[SHORT TASK] Pick out every line of the entries below where "color" occurs, and copy those lines.

◇ ◇ ◇

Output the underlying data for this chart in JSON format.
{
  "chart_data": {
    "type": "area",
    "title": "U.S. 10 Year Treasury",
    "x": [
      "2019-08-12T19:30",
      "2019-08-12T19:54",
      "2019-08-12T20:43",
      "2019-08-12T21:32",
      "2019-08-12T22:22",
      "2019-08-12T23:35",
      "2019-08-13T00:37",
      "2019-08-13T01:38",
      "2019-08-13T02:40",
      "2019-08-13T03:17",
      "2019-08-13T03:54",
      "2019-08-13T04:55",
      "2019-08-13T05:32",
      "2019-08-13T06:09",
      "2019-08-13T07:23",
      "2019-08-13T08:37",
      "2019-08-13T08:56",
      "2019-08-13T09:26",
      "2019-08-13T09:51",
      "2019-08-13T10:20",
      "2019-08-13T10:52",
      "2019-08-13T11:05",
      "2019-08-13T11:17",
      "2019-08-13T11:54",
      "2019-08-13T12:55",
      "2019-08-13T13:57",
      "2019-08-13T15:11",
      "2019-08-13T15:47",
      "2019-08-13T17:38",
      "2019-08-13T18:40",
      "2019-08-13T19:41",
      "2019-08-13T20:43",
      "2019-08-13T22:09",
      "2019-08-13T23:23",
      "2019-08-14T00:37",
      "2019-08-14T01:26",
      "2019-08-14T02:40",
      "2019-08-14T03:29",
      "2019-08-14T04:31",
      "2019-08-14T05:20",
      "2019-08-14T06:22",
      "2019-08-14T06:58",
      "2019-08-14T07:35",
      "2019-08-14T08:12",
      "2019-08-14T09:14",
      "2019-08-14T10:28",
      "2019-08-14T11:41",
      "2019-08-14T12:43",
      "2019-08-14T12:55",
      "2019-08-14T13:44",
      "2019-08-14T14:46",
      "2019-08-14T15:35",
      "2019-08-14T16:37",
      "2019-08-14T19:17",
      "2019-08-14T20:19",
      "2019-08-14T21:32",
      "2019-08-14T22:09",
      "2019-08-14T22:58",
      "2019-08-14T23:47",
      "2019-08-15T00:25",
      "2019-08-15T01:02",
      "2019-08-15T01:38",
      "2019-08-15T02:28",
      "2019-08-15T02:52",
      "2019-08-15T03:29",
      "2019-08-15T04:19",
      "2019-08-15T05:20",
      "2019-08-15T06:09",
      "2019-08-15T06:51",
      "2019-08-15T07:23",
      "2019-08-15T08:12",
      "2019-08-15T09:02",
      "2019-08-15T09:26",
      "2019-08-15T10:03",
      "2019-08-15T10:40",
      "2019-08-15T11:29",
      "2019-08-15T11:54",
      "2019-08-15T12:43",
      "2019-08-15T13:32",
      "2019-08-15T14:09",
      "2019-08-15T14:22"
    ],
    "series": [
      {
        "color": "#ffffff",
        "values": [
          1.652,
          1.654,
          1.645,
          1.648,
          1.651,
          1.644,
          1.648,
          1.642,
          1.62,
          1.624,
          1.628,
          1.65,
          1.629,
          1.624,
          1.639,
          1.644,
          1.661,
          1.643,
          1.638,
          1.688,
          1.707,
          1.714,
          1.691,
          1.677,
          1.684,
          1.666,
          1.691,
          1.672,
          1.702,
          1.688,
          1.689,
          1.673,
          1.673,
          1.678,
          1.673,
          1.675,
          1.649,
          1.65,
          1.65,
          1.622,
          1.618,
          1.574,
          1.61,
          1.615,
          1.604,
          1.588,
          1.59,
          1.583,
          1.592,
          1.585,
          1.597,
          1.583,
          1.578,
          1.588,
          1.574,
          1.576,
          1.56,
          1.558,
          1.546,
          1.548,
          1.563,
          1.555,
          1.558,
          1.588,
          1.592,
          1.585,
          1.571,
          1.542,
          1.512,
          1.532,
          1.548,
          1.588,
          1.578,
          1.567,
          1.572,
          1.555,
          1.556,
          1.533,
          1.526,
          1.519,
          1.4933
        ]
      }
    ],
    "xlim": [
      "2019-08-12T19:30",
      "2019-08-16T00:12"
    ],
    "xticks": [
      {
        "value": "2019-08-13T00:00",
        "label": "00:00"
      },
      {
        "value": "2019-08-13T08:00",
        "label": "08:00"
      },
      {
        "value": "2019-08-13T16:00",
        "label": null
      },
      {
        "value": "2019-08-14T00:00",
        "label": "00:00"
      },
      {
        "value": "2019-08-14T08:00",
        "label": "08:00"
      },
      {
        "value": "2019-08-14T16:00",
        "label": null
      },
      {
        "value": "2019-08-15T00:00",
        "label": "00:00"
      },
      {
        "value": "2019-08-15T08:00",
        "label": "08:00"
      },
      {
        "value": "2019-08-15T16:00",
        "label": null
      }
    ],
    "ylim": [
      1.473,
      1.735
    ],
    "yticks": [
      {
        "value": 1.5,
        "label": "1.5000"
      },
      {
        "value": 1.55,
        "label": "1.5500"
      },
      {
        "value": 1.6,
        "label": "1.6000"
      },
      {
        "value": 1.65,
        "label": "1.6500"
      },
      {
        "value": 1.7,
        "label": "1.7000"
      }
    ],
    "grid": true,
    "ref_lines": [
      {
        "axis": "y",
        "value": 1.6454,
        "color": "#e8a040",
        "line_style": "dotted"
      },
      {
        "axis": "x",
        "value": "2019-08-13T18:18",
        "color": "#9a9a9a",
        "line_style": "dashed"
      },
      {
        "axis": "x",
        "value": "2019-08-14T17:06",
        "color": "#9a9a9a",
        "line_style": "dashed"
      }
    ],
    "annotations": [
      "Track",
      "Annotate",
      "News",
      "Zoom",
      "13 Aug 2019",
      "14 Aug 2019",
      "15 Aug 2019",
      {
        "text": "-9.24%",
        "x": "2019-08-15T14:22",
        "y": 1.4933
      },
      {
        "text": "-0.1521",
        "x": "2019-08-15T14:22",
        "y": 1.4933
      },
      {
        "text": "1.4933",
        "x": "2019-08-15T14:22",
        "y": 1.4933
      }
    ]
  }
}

◇ ◇ ◇

[EXERCISE OUTPUT]
        "color": "#ffffff",
        "color": "#e8a040",
        "color": "#9a9a9a",
        "color": "#9a9a9a",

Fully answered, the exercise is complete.